**WHAT TO PRODUCE:** Update the blog post about owning a truck by rewriting the part between "It’s also okay" and "MEPs – howdy y’all!", inclusive, with "referring sites" in place of "referrers".

**EXCERPTED PASSAGE:**
******************************
It’s also okay to split an English infinitive if you know what you’re doing.
But first, let me thank my referrers for 2017!
- Pension Tsunami by Jack Dean
- Wirepoints by Mark Glennon
- The Other McCain with wombat-soco there linking me
- BenefitsLink added me to their buzz on MEPs – howdy y’all!
I see some people have gotten to me through my UConn page – just one more week til the semester begins! And others coming from twitter and facebook.
And nice try, Hot Russian Brides, to get me to link back. Not happening.
And now to the super-important announcement:
I’VE GOT A TRUCK
Meet the Death Star:
I bought that for Stu in 2011, because I had to take over the minivan he was driving for my new job. Also, because I love Stu and I knew he’d like to have a truck after all those minivan driving years (also, his VW bus had spectacularly died some years before, and the less said about having a car fire at a gas station, the better).
Here we are at the dealership right after we bought the truck:
We don’t really need a truck, but we’ve hauled sheep (and manure):
Here’s me & my son, hanging out in the back of the truck, for a Memorial Day parade:
Now you can say you know somebody who owns a pickup truck. I live in Westchester County even, and work in Connecticut. I used to work in Manhattan, in midtown and on Wall Street.
But let’s suppose you didn’t know me.
IGNORANCE OF TRUCK OWNERS IS NOT SOMETHING TO BOAST OF OR BE ASHAMED OF
John Ekdahl asked a simple question Tuesday night:
The top 3 best selling vehicles in America are pick-ups. Question to reporters: do you personally know someone that owns one?— John Ekdahl (@JohnEkdahl) January 4, 2017
This not at all complicated query should generate one of two answers: yes or no. Instead, Ekdahl got hours of contempt, confusion, and rage.
[skipping over dumbass tweets]
Ekdahl never mentioned guns, immigration, country music, race, or “real Americans,” yet a flurry of journalists and other progressives tried to shame him with each for daring to ask this non-political question. All because they didn’t want to admit that they live in a bubble.
Many Americans, left and right, live in monochrome cultural enclaves. Many of my friends at DC think tanks and my relatives on the farm don’t interact with many people who live different lives than themselves. Admitting this isn’t a black mark on either group; it merely helps us understand our limited perspective.
Since I live in the Phoenix suburbs, I know plenty of people in both groups. The economist PhDs make me feel dumb and the ranchers make me feel wimpy, so I learn a lot from both. Humility is a requirement if you want to learn or write about the many subjects outside your ken. Journalism would be a lot better if our media accepted this truth.
The reason Ekdahl asked this question was because of an unintentionally funny article from the New York Times.
NY Times goes on safari to Texas, struggles to understand natives’ love for their “trucks”
I remember traveling to Texas when I was in private practice, meeting a lawyer who was investigating a possible investment fraud case who wanted me to get involved.
I’m pretty sure it was in San Antonio.
What I remember most about the trip was the lawyer’s “truck,” or as we say in more refined circles, pickup truck. It was yuge. I don’t recall the specifications on it, but I’m guessing it had as many cylinders as could be had, had a full backseat with its own doors, and was yuge (but I repeat myself). Pretty sure I needed a ladder to get into the vehicle, though my memory might be a little hazy on that part.
******************************
**DATA TO EXAMINE:**
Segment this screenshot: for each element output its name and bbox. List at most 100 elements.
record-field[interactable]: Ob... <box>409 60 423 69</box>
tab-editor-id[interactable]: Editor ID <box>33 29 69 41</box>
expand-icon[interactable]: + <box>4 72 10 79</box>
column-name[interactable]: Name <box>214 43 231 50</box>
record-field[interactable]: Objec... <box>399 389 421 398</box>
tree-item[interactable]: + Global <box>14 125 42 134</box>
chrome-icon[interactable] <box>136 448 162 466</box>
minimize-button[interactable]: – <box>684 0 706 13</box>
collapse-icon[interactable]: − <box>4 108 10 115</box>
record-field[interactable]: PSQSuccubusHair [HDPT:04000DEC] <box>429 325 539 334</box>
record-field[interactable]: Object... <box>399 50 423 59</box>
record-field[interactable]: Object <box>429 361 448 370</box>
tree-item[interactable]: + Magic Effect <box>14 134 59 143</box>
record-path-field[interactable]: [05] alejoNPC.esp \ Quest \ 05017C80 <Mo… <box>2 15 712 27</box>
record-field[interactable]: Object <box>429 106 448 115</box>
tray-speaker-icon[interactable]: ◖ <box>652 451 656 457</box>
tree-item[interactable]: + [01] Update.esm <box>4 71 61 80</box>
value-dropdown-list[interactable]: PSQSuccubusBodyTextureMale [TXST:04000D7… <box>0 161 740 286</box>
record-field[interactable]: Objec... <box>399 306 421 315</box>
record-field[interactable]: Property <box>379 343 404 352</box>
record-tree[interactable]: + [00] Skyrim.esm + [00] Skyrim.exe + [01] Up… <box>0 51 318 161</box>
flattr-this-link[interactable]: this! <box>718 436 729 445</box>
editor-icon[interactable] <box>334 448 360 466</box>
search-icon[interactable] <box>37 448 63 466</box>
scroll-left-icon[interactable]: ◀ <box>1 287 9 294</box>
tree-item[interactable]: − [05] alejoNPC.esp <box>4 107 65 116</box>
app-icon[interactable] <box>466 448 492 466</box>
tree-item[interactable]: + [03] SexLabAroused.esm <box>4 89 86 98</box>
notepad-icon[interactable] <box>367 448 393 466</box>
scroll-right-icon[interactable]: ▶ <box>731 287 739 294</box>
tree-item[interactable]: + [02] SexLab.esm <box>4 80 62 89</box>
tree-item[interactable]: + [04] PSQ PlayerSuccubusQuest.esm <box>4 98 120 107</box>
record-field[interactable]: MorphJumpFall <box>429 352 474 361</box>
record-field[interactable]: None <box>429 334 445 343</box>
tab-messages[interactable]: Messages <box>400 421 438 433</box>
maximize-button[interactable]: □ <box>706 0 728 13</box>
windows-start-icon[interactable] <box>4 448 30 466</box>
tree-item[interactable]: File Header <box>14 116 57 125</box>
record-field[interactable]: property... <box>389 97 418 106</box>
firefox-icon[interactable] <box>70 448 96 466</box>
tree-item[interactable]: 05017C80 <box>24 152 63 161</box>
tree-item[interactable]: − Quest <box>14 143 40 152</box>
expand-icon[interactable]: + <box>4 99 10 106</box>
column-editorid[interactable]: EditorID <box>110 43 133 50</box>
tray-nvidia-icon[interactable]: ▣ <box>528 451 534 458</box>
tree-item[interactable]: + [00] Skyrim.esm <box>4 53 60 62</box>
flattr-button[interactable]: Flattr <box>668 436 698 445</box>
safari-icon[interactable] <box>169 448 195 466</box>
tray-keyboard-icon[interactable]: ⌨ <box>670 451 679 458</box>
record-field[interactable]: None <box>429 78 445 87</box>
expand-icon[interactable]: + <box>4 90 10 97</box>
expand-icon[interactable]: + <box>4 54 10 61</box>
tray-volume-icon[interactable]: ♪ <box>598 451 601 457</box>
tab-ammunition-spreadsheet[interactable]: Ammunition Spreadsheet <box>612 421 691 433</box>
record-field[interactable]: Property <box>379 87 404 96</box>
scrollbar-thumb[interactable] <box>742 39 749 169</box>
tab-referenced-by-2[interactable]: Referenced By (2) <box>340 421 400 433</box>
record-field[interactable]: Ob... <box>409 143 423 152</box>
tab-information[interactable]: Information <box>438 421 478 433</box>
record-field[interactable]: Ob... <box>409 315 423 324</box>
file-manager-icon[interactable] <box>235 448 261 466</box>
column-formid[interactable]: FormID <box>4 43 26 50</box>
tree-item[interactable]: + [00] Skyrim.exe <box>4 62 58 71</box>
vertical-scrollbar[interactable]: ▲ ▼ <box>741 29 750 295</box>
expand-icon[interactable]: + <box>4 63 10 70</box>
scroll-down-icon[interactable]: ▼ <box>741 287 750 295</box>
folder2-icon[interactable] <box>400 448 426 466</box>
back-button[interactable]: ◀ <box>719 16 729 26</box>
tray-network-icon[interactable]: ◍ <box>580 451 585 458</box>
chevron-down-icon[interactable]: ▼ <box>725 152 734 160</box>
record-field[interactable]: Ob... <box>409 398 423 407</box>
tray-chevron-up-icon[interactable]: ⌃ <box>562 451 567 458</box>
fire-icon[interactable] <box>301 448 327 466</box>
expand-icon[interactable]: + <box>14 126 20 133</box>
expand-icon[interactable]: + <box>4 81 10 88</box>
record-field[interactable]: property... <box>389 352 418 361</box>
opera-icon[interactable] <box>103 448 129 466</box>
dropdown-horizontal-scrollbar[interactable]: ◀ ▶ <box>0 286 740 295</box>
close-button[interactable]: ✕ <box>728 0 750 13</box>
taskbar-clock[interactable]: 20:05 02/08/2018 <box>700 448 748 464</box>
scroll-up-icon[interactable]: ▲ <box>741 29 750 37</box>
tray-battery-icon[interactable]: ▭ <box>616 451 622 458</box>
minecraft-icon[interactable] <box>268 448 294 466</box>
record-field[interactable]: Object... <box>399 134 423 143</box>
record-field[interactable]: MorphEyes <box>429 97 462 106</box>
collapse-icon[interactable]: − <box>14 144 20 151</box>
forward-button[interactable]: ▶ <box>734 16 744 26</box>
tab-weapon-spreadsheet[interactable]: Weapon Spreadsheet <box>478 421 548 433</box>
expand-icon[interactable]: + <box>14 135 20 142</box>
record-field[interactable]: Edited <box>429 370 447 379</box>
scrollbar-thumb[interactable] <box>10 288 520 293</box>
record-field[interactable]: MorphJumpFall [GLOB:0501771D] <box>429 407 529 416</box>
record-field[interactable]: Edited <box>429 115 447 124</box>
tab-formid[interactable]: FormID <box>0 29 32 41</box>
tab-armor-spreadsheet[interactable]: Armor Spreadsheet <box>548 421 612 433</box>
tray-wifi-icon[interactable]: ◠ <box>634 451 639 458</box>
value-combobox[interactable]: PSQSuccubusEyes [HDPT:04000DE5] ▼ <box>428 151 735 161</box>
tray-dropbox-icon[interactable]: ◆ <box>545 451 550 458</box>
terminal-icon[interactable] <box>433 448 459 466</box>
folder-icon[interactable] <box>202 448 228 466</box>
******************************
**SOLUTION BELOW:**
It’s also okay to split an English infinitive if you know what you’re doing.
But first, let me thank my referring sites for 2017!
- Pension Tsunami by Jack Dean
- Wirepoints by Mark Glennon
- The Other McCain with wombat-soco there linking me
- BenefitsLink added me to their buzz on MEPs – howdy y’all!